- [WHAT YOU WILL DO]: Make an exact transcription of the material, leaving out all images.

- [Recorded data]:
┄┄┄┄┄┄┄┄┄┄

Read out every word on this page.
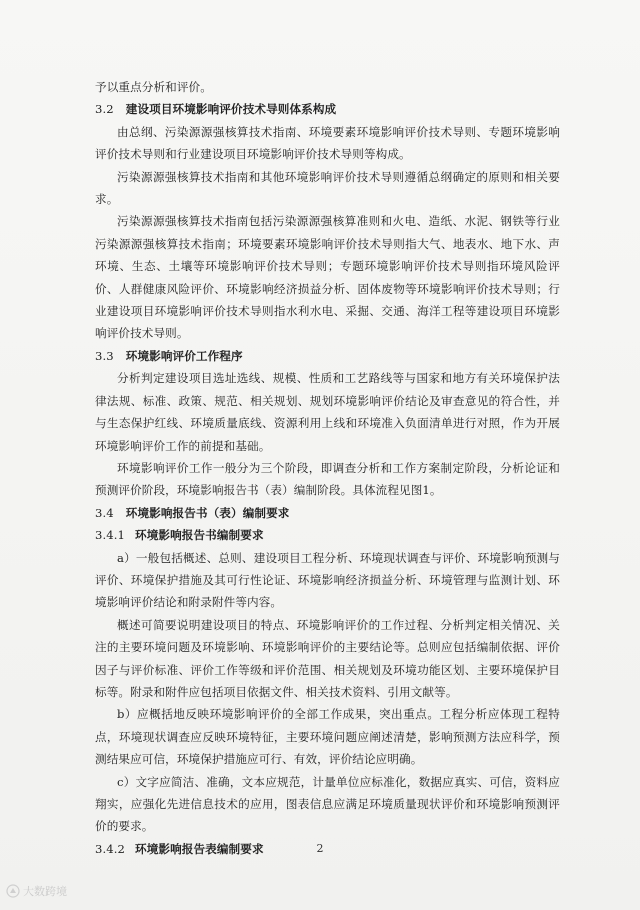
予以重点分析和评价。

3.2 建设项目环境影响评价技术导则体系构成

由总纲、污染源源强核算技术指南、环境要素环境影响评价技术导则、专题环境影响评价技术导则和行业建设项目环境影响评价技术导则等构成。

污染源源强核算技术指南和其他环境影响评价技术导则遵循总纲确定的原则和相关要求。

污染源源强核算技术指南包括污染源源强核算准则和火电、造纸、水泥、钢铁等行业污染源源强核算技术指南；环境要素环境影响评价技术导则指大气、地表水、地下水、声环境、生态、土壤等环境影响评价技术导则；专题环境影响评价技术导则指环境风险评价、人群健康风险评价、环境影响经济损益分析、固体废物等环境影响评价技术导则；行业建设项目环境影响评价技术导则指水利水电、采掘、交通、海洋工程等建设项目环境影响评价技术导则。

3.3 环境影响评价工作程序

分析判定建设项目选址选线、规模、性质和工艺路线等与国家和地方有关环境保护法律法规、标准、政策、规范、相关规划、规划环境影响评价结论及审查意见的符合性，并与生态保护红线、环境质量底线、资源利用上线和环境准入负面清单进行对照，作为开展环境影响评价工作的前提和基础。

环境影响评价工作一般分为三个阶段，即调查分析和工作方案制定阶段，分析论证和预测评价阶段，环境影响报告书（表）编制阶段。具体流程见图1。

3.4 环境影响报告书（表）编制要求

3.4.1 环境影响报告书编制要求

a）一般包括概述、总则、建设项目工程分析、环境现状调查与评价、环境影响预测与评价、环境保护措施及其可行性论证、环境影响经济损益分析、环境管理与监测计划、环境影响评价结论和附录附件等内容。

概述可简要说明建设项目的特点、环境影响评价的工作过程、分析判定相关情况、关注的主要环境问题及环境影响、环境影响评价的主要结论等。总则应包括编制依据、评价因子与评价标准、评价工作等级和评价范围、相关规划及环境功能区划、主要环境保护目标等。附录和附件应包括项目依据文件、相关技术资料、引用文献等。

b）应概括地反映环境影响评价的全部工作成果，突出重点。工程分析应体现工程特点，环境现状调查应反映环境特征，主要环境问题应阐述清楚，影响预测方法应科学，预测结果应可信，环境保护措施应可行、有效，评价结论应明确。

c）文字应简洁、准确，文本应规范，计量单位应标准化，数据应真实、可信，资料应翔实，应强化先进信息技术的应用，图表信息应满足环境质量现状评价和环境影响预测评价的要求。

3.4.2 环境影响报告表编制要求	2
大数跨境
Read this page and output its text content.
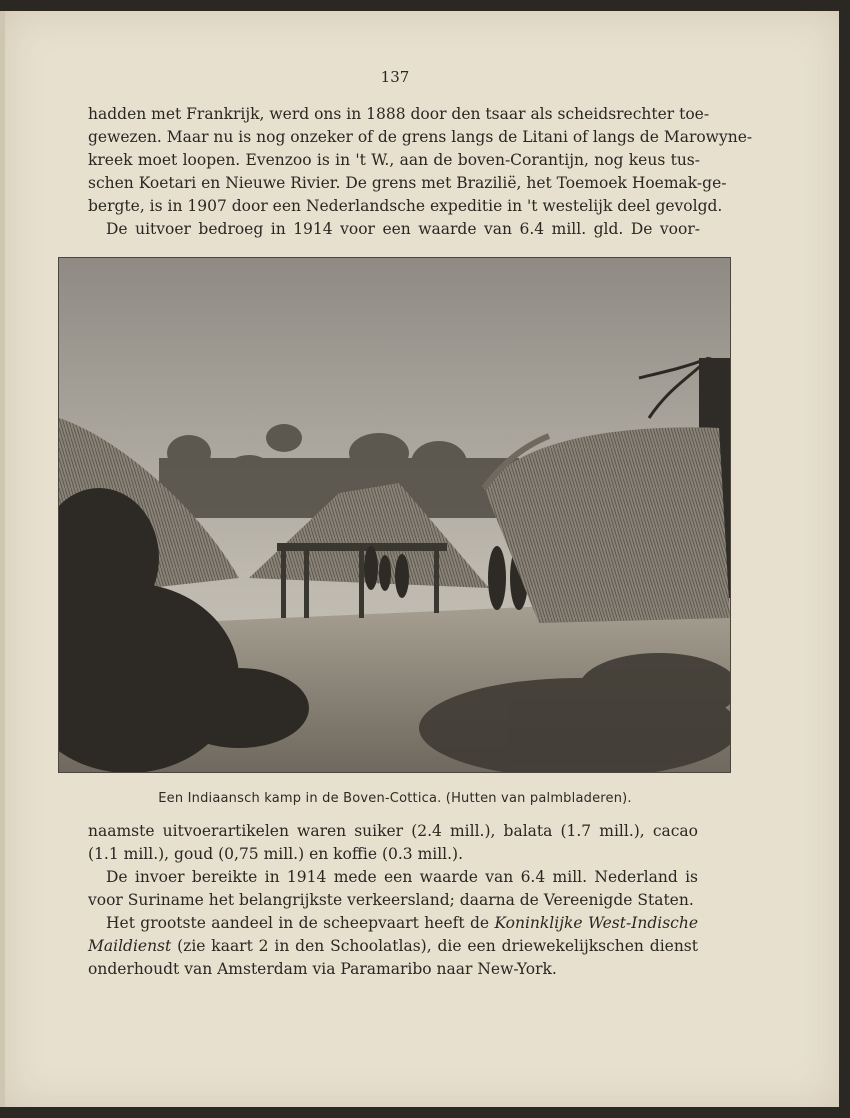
137
hadden met Frankrijk, werd ons in 1888 door den tsaar als scheidsrechter toe-
gewezen. Maar nu is nog onzeker of de grens langs de Litani of langs de Marowyne-
kreek moet loopen. Evenzoo is in 't W., aan de boven-Corantijn, nog keus tus-
schen Koetari en Nieuwe Rivier. De grens met Brazilië, het Toemoek Hoemak-ge-
bergte, is in 1907 door een Nederlandsche expeditie in 't westelijk deel gevolgd.
De uitvoer bedroeg in 1914 voor een waarde van 6.4 mill. gld. De voor-
Een Indiaansch kamp in de Boven-Cottica. (Hutten van palmbladeren).
naamste uitvoerartikelen waren suiker (2.4 mill.), balata (1.7 mill.), cacao
(1.1 mill.), goud (0,75 mill.) en koffie (0.3 mill.).
De invoer bereikte in 1914 mede een waarde van 6.4 mill. Nederland is
voor Suriname het belangrijkste verkeersland; daarna de Vereenigde Staten.
Het grootste aandeel in de scheepvaart heeft de Koninklijke West-Indische
Maildienst (zie kaart 2 in den Schoolatlas), die een driewekelijkschen dienst
onderhoudt van Amsterdam via Paramaribo naar New-York.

┄┄┄┄┄┄┄┄┄┄

- [RESULT OF THIS EXERCISE]:
Read out every word on this page.
予以重点分析和评价。

3.2 建设项目环境影响评价技术导则体系构成

由总纲、污染源源强核算技术指南、环境要素环境影响评价技术导则、专题环境影响评价技术导则和行业建设项目环境影响评价技术导则等构成。

污染源源强核算技术指南和其他环境影响评价技术导则遵循总纲确定的原则和相关要求。

污染源源强核算技术指南包括污染源源强核算准则和火电、造纸、水泥、钢铁等行业污染源源强核算技术指南；环境要素环境影响评价技术导则指大气、地表水、地下水、声环境、生态、土壤等环境影响评价技术导则；专题环境影响评价技术导则指环境风险评价、人群健康风险评价、环境影响经济损益分析、固体废物等环境影响评价技术导则；行业建设项目环境影响评价技术导则指水利水电、采掘、交通、海洋工程等建设项目环境影响评价技术导则。

3.3 环境影响评价工作程序

分析判定建设项目选址选线、规模、性质和工艺路线等与国家和地方有关环境保护法律法规、标准、政策、规范、相关规划、规划环境影响评价结论及审查意见的符合性，并与生态保护红线、环境质量底线、资源利用上线和环境准入负面清单进行对照，作为开展环境影响评价工作的前提和基础。

环境影响评价工作一般分为三个阶段，即调查分析和工作方案制定阶段，分析论证和预测评价阶段，环境影响报告书（表）编制阶段。具体流程见图1。

3.4 环境影响报告书（表）编制要求

3.4.1 环境影响报告书编制要求

a）一般包括概述、总则、建设项目工程分析、环境现状调查与评价、环境影响预测与评价、环境保护措施及其可行性论证、环境影响经济损益分析、环境管理与监测计划、环境影响评价结论和附录附件等内容。

概述可简要说明建设项目的特点、环境影响评价的工作过程、分析判定相关情况、关注的主要环境问题及环境影响、环境影响评价的主要结论等。总则应包括编制依据、评价因子与评价标准、评价工作等级和评价范围、相关规划及环境功能区划、主要环境保护目标等。附录和附件应包括项目依据文件、相关技术资料、引用文献等。

b）应概括地反映环境影响评价的全部工作成果，突出重点。工程分析应体现工程特点，环境现状调查应反映环境特征，主要环境问题应阐述清楚，影响预测方法应科学，预测结果应可信，环境保护措施应可行、有效，评价结论应明确。

c）文字应简洁、准确，文本应规范，计量单位应标准化，数据应真实、可信，资料应翔实，应强化先进信息技术的应用，图表信息应满足环境质量现状评价和环境影响预测评价的要求。

3.4.2 环境影响报告表编制要求	2
大数跨境
Read this page and output its text content.
137
hadden met Frankrijk, werd ons in 1888 door den tsaar als scheidsrechter toe-
gewezen. Maar nu is nog onzeker of de grens langs de Litani of langs de Marowyne-
kreek moet loopen. Evenzoo is in 't W., aan de boven-Corantijn, nog keus tus-
schen Koetari en Nieuwe Rivier. De grens met Brazilië, het Toemoek Hoemak-ge-
bergte, is in 1907 door een Nederlandsche expeditie in 't westelijk deel gevolgd.
De uitvoer bedroeg in 1914 voor een waarde van 6.4 mill. gld. De voor-
Een Indiaansch kamp in de Boven-Cottica. (Hutten van palmbladeren).
naamste uitvoerartikelen waren suiker (2.4 mill.), balata (1.7 mill.), cacao
(1.1 mill.), goud (0,75 mill.) en koffie (0.3 mill.).
De invoer bereikte in 1914 mede een waarde van 6.4 mill. Nederland is
voor Suriname het belangrijkste verkeersland; daarna de Vereenigde Staten.
Het grootste aandeel in de scheepvaart heeft de Koninklijke West-Indische
Maildienst (zie kaart 2 in den Schoolatlas), die een driewekelijkschen dienst
onderhoudt van Amsterdam via Paramaribo naar New-York.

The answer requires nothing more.